## Given task:
Reproduce this listing in full.

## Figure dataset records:
■ ■ ■ ■
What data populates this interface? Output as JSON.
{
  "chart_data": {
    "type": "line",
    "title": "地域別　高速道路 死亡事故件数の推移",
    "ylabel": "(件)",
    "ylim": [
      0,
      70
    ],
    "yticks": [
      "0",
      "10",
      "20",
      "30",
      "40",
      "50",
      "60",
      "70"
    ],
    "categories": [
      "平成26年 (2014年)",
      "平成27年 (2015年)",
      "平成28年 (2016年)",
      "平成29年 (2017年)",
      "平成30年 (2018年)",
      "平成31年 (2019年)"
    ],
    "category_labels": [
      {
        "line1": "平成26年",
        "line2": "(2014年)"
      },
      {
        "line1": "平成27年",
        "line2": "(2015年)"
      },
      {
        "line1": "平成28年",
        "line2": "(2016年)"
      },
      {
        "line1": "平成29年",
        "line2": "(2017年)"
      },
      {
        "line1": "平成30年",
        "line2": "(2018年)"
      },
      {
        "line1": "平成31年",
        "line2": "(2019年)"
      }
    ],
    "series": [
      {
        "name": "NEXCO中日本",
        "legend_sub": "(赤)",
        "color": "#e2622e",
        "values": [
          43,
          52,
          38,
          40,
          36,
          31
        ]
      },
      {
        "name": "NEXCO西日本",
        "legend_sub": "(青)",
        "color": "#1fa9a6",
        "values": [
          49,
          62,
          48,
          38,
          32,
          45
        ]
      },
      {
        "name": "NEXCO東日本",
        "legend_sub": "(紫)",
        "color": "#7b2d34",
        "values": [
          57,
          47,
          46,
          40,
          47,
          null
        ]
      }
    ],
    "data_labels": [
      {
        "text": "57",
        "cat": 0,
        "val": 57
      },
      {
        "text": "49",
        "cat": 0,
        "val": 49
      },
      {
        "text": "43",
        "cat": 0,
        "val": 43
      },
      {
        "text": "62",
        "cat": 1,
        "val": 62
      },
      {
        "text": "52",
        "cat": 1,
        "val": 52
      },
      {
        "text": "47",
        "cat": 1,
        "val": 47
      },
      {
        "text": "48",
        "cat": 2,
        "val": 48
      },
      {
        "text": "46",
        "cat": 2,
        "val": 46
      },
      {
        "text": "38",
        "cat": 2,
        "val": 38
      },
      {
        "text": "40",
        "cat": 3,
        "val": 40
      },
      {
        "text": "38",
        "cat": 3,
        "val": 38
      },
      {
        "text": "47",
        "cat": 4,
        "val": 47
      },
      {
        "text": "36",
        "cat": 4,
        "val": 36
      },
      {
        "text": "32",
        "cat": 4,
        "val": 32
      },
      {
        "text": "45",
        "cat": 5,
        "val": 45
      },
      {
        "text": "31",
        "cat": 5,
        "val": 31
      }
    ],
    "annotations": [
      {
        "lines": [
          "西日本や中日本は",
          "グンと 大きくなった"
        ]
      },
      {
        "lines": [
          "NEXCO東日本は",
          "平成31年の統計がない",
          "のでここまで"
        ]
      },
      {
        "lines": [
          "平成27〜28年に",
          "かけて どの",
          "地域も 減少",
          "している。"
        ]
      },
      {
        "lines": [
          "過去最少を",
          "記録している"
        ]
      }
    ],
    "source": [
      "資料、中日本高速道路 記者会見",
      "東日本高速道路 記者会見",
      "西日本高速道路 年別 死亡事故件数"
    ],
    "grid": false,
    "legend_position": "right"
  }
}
■ ■ ■ ■
## Worked answer:
What data populates this interface? Output as JSON.
{
  "chart_data": {
    "type": "line",
    "title": "地域別　高速道路 死亡事故件数の推移",
    "ylabel": "(件)",
    "ylim": [
      0,
      70
    ],
    "yticks": [
      "0",
      "10",
      "20",
      "30",
      "40",
      "50",
      "60",
      "70"
    ],
    "categories": [
      "平成26年 (2014年)",
      "平成27年 (2015年)",
      "平成28年 (2016年)",
      "平成29年 (2017年)",
      "平成30年 (2018年)",
      "平成31年 (2019年)"
    ],
    "category_labels": [
      {
        "line1": "平成26年",
        "line2": "(2014年)"
      },
      {
        "line1": "平成27年",
        "line2": "(2015年)"
      },
      {
        "line1": "平成28年",
        "line2": "(2016年)"
      },
      {
        "line1": "平成29年",
        "line2": "(2017年)"
      },
      {
        "line1": "平成30年",
        "line2": "(2018年)"
      },
      {
        "line1": "平成31年",
        "line2": "(2019年)"
      }
    ],
    "series": [
      {
        "name": "NEXCO中日本",
        "legend_sub": "(赤)",
        "color": "#e2622e",
        "values": [
          43,
          52,
          38,
          40,
          36,
          31
        ]
      },
      {
        "name": "NEXCO西日本",
        "legend_sub": "(青)",
        "color": "#1fa9a6",
        "values": [
          49,
          62,
          48,
          38,
          32,
          45
        ]
      },
      {
        "name": "NEXCO東日本",
        "legend_sub": "(紫)",
        "color": "#7b2d34",
        "values": [
          57,
          47,
          46,
          40,
          47,
          null
        ]
      }
    ],
    "data_labels": [
      {
        "text": "57",
        "cat": 0,
        "val": 57
      },
      {
        "text": "49",
        "cat": 0,
        "val": 49
      },
      {
        "text": "43",
        "cat": 0,
        "val": 43
      },
      {
        "text": "62",
        "cat": 1,
        "val": 62
      },
      {
        "text": "52",
        "cat": 1,
        "val": 52
      },
      {
        "text": "47",
        "cat": 1,
        "val": 47
      },
      {
        "text": "48",
        "cat": 2,
        "val": 48
      },
      {
        "text": "46",
        "cat": 2,
        "val": 46
      },
      {
        "text": "38",
        "cat": 2,
        "val": 38
      },
      {
        "text": "40",
        "cat": 3,
        "val": 40
      },
      {
        "text": "38",
        "cat": 3,
        "val": 38
      },
      {
        "text": "47",
        "cat": 4,
        "val": 47
      },
      {
        "text": "36",
        "cat": 4,
        "val": 36
      },
      {
        "text": "32",
        "cat": 4,
        "val": 32
      },
      {
        "text": "45",
        "cat": 5,
        "val": 45
      },
      {
        "text": "31",
        "cat": 5,
        "val": 31
      }
    ],
    "annotations": [
      {
        "lines": [
          "西日本や中日本は",
          "グンと 大きくなった"
        ]
      },
      {
        "lines": [
          "NEXCO東日本は",
          "平成31年の統計がない",
          "のでここまで"
        ]
      },
      {
        "lines": [
          "平成27〜28年に",
          "かけて どの",
          "地域も 減少",
          "している。"
        ]
      },
      {
        "lines": [
          "過去最少を",
          "記録している"
        ]
      }
    ],
    "source": [
      "資料、中日本高速道路 記者会見",
      "東日本高速道路 記者会見",
      "西日本高速道路 年別 死亡事故件数"
    ],
    "grid": false,
    "legend_position": "right"
  }
}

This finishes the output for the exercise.